▶ _SHORT TASK_
Isolate every line in the data with the string "OTDR" and copy it.

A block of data
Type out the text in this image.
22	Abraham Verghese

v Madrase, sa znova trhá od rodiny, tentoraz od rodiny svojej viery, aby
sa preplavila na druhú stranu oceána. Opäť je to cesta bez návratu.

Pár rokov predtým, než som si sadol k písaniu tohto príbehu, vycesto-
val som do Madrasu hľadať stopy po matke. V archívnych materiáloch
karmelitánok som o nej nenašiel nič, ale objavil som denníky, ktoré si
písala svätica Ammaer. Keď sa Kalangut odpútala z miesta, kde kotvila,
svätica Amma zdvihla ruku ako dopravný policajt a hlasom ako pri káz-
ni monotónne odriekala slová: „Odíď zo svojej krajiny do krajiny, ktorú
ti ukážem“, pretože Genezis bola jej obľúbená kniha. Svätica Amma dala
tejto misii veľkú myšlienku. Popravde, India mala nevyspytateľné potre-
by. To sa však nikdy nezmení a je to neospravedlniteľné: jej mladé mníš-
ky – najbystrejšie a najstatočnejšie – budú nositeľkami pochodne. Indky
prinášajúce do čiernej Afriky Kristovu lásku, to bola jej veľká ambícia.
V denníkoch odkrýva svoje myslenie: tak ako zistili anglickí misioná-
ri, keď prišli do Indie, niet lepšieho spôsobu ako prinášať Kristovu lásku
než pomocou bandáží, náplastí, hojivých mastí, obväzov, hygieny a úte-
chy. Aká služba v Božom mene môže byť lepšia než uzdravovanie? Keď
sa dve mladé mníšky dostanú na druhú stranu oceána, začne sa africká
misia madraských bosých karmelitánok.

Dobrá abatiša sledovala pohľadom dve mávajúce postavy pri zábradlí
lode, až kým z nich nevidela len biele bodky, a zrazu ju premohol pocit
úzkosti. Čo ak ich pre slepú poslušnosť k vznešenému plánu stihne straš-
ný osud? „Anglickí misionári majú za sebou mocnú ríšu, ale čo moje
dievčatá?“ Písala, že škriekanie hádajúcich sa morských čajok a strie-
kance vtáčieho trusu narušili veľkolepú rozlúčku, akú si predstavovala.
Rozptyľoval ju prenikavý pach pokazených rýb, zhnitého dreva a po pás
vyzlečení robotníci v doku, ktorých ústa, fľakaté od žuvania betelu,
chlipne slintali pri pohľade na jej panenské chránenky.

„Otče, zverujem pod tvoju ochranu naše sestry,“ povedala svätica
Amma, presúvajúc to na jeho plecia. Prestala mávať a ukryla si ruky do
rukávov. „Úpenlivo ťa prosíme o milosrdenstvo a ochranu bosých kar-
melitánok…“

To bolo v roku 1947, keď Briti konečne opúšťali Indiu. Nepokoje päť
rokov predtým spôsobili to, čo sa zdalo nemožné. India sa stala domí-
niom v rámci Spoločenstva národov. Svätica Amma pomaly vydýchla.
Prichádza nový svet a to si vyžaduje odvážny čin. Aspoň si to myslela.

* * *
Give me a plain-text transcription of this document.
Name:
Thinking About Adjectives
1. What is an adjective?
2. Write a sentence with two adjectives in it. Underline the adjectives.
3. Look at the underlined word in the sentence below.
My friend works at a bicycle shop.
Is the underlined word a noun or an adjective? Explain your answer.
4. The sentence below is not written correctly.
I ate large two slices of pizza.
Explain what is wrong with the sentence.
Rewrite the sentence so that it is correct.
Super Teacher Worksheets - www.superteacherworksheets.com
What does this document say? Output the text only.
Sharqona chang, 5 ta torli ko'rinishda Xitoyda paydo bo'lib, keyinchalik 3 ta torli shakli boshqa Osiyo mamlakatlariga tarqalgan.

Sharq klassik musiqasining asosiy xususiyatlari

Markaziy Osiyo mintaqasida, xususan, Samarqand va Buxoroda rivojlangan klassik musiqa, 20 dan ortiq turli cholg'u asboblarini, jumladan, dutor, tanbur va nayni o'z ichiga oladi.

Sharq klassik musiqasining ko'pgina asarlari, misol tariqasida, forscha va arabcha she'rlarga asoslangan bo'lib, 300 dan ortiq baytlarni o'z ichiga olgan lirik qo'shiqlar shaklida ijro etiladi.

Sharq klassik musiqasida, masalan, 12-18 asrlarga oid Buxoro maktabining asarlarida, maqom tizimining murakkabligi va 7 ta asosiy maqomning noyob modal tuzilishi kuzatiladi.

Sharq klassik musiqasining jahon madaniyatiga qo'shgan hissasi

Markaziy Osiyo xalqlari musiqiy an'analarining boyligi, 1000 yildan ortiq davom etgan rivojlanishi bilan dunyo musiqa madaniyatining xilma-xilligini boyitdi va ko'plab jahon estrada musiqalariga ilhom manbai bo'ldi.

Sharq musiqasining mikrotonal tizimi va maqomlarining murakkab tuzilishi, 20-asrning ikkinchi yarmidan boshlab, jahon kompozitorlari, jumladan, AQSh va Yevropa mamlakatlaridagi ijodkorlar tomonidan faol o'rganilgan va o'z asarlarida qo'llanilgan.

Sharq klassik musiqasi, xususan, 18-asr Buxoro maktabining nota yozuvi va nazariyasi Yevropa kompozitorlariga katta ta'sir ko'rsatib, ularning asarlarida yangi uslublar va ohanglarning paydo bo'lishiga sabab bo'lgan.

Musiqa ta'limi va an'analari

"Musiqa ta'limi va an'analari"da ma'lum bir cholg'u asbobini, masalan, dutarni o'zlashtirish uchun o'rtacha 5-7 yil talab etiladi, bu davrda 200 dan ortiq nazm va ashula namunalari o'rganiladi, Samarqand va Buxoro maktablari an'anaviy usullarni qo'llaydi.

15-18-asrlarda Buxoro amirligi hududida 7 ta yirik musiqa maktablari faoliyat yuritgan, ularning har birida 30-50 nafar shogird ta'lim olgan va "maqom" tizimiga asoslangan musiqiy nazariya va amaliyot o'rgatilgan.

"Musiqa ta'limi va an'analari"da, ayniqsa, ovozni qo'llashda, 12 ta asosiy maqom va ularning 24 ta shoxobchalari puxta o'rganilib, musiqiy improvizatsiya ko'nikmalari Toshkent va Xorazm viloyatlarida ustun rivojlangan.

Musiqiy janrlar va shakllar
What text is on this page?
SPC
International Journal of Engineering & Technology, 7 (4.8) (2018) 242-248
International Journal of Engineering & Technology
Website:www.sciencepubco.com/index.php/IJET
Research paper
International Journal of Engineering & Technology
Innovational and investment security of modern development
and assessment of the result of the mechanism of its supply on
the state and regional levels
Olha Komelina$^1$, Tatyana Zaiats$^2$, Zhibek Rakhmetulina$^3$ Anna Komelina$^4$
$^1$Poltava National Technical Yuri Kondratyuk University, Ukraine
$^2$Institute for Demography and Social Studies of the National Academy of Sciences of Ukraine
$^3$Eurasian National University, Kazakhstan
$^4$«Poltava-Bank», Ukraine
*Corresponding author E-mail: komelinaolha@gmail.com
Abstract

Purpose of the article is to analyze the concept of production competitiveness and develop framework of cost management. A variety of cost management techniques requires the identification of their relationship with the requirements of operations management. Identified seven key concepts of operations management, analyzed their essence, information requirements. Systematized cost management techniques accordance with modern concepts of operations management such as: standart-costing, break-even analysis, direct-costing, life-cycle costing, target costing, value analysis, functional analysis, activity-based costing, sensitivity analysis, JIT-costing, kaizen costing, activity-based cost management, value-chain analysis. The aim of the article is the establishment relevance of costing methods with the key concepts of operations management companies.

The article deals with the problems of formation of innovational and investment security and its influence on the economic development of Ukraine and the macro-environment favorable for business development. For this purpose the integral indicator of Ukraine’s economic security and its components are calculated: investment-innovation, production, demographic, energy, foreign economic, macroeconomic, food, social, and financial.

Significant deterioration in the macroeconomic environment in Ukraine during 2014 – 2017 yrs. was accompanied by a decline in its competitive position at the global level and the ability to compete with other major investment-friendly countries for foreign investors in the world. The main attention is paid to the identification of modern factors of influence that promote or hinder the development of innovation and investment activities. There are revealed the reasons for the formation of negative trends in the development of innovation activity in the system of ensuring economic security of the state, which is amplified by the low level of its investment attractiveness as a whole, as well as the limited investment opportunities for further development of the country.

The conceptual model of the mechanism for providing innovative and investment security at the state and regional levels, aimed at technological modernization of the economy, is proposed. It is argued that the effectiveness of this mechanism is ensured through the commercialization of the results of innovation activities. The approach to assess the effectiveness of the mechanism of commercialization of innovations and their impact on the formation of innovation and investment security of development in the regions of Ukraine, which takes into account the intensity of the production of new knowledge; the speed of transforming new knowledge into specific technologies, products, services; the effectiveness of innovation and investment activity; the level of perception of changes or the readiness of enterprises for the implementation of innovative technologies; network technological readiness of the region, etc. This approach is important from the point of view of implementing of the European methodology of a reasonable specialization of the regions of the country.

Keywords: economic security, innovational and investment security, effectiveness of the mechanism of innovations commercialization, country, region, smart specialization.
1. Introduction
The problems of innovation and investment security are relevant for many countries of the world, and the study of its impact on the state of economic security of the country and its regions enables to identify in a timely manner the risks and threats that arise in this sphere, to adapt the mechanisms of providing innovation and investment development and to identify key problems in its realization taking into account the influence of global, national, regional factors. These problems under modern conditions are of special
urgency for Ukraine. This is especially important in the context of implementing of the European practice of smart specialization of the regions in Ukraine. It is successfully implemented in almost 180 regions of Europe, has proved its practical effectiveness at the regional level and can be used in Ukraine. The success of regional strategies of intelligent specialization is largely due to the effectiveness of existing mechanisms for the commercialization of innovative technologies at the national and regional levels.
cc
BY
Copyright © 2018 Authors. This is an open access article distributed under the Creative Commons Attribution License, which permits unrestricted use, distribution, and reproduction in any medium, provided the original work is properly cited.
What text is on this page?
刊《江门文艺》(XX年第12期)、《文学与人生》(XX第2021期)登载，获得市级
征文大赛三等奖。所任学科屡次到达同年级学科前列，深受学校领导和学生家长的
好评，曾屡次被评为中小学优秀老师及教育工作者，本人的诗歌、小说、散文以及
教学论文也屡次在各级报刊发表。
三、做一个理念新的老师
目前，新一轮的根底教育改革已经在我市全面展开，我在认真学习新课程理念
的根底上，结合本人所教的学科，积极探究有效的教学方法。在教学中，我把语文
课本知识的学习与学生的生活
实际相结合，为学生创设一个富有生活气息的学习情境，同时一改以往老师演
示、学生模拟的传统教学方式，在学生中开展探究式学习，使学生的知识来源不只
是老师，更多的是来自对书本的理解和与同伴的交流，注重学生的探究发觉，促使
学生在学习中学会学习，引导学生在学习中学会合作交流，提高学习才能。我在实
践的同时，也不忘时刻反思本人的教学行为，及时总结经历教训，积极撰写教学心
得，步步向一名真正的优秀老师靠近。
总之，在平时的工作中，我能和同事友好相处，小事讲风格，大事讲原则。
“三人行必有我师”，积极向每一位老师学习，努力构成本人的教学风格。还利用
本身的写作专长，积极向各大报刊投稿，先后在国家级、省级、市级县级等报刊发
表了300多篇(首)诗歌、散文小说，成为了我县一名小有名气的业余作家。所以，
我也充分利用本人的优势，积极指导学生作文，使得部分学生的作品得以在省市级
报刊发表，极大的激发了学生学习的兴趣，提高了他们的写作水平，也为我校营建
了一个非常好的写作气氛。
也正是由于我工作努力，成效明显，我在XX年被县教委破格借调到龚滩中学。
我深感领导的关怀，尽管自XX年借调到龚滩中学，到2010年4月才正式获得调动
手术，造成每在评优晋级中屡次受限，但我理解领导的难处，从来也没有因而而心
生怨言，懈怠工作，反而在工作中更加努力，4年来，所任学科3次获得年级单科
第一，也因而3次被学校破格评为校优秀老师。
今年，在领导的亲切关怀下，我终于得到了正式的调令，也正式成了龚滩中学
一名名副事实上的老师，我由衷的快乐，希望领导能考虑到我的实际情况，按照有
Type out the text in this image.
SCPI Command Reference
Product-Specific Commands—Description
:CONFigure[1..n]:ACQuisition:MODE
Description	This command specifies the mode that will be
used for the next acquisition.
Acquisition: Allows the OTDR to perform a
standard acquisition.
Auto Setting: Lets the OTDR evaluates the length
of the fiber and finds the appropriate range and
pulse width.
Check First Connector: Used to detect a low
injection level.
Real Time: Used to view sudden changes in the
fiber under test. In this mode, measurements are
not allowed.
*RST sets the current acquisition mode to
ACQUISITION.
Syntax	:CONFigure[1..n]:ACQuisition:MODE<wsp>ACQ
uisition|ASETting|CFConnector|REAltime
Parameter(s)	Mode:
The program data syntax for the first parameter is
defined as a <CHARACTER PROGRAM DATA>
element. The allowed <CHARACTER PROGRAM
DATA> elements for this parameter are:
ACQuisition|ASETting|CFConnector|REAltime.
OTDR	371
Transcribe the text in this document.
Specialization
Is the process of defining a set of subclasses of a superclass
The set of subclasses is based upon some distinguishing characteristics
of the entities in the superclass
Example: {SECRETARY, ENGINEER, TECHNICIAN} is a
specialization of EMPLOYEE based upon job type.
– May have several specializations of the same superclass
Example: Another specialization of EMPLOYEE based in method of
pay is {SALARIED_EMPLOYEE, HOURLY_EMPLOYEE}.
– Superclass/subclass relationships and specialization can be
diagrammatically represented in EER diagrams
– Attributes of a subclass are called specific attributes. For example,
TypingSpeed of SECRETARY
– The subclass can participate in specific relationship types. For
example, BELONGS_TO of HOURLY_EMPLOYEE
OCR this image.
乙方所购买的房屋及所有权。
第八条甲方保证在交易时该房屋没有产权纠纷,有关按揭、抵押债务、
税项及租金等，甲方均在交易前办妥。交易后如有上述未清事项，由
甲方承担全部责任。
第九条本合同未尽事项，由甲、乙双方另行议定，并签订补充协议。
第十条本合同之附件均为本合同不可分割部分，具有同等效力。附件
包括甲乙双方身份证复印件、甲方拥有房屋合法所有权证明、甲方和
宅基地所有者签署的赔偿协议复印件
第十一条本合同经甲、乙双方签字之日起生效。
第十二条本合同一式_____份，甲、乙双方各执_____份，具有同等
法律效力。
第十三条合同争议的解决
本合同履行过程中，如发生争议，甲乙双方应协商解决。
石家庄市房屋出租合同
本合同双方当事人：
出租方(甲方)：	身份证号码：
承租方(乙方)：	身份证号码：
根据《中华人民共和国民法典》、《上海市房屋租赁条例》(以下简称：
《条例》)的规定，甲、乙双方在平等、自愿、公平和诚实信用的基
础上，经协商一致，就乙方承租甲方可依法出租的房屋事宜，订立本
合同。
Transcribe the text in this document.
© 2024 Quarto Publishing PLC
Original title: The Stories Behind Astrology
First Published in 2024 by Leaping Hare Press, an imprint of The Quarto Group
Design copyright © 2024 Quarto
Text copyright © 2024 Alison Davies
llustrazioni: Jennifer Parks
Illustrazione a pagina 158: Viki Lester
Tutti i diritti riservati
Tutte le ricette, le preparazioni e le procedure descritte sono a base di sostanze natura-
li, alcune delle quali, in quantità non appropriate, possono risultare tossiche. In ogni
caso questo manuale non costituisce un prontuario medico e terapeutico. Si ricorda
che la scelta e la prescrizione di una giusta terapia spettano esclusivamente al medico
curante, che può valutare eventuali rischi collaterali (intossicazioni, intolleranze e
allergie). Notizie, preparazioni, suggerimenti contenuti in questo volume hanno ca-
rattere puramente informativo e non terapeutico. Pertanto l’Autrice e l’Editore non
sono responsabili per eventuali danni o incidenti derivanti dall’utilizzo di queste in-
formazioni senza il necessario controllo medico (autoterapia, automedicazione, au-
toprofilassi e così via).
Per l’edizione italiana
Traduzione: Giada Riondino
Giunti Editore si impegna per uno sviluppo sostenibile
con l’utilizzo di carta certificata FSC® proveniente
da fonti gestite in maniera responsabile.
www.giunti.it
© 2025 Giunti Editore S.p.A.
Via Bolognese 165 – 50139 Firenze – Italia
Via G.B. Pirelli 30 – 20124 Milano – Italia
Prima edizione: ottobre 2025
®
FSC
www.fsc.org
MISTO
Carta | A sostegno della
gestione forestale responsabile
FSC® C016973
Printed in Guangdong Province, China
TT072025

▶ _ANSWER FOR THE TASK_
Acquisition: Allows the OTDR to perform a
Auto Setting: Lets the OTDR evaluates the length
OTDR	371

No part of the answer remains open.